┌─ SOURCE RECORDS

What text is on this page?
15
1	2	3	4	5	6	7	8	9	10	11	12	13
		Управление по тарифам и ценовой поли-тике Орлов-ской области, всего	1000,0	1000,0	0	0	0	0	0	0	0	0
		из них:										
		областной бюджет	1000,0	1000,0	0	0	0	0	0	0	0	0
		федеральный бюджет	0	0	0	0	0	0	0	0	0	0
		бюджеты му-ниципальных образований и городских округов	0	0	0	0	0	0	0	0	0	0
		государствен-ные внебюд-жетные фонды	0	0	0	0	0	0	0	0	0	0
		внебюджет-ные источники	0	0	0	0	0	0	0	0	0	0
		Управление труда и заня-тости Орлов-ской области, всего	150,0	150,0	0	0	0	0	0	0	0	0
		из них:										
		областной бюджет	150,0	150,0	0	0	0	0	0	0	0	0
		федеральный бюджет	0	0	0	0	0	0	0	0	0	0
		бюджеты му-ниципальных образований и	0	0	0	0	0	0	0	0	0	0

└─
┌─ SOURCE RECORDS

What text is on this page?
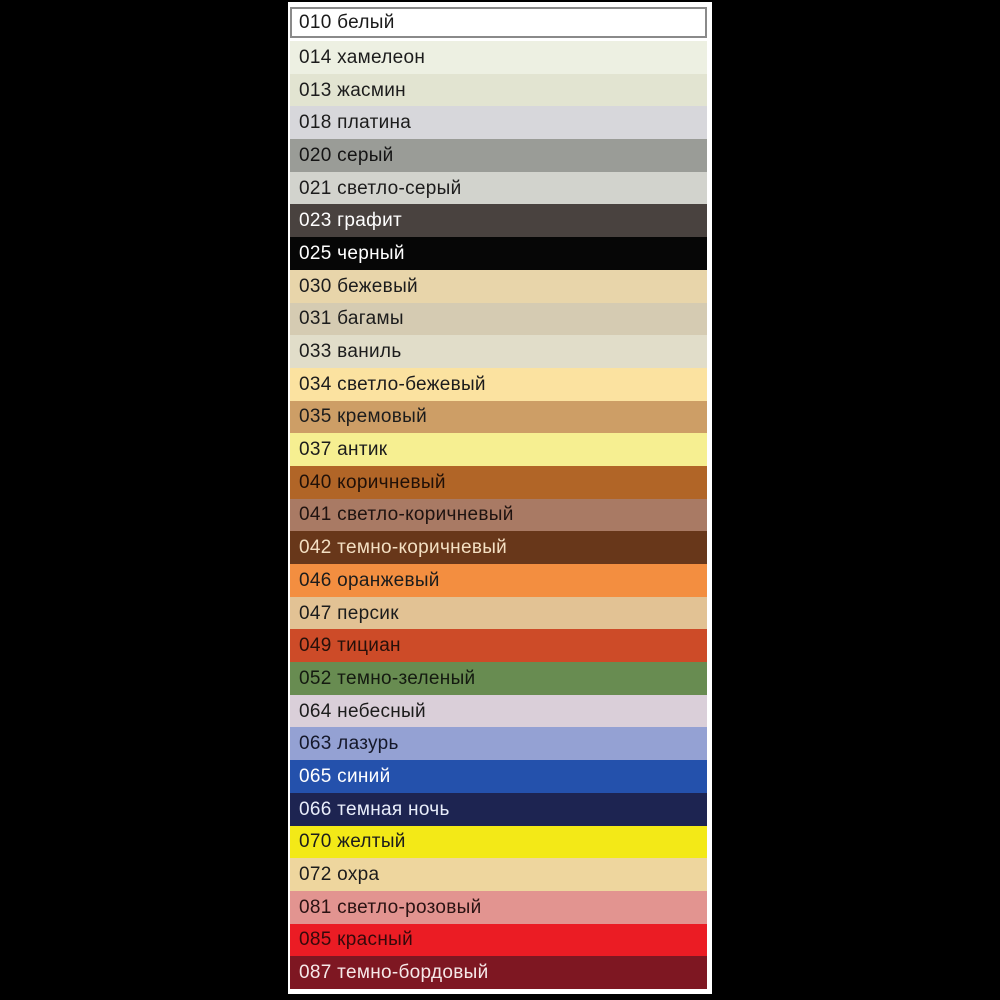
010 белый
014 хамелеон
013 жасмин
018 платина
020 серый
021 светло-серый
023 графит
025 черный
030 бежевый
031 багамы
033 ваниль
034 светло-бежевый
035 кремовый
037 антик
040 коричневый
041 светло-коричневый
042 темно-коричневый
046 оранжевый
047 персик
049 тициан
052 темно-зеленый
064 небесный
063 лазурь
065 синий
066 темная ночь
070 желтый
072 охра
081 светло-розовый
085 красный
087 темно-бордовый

└─

Select and copy each line from the data that includes the word "бюджеты".

• OUTPUT BELOW
		бюджеты му-ниципальных образований и городских округов	0	0	0	0	0	0	0	0	0	0
		бюджеты му-ниципальных образований и	0	0	0	0	0	0	0	0	0	0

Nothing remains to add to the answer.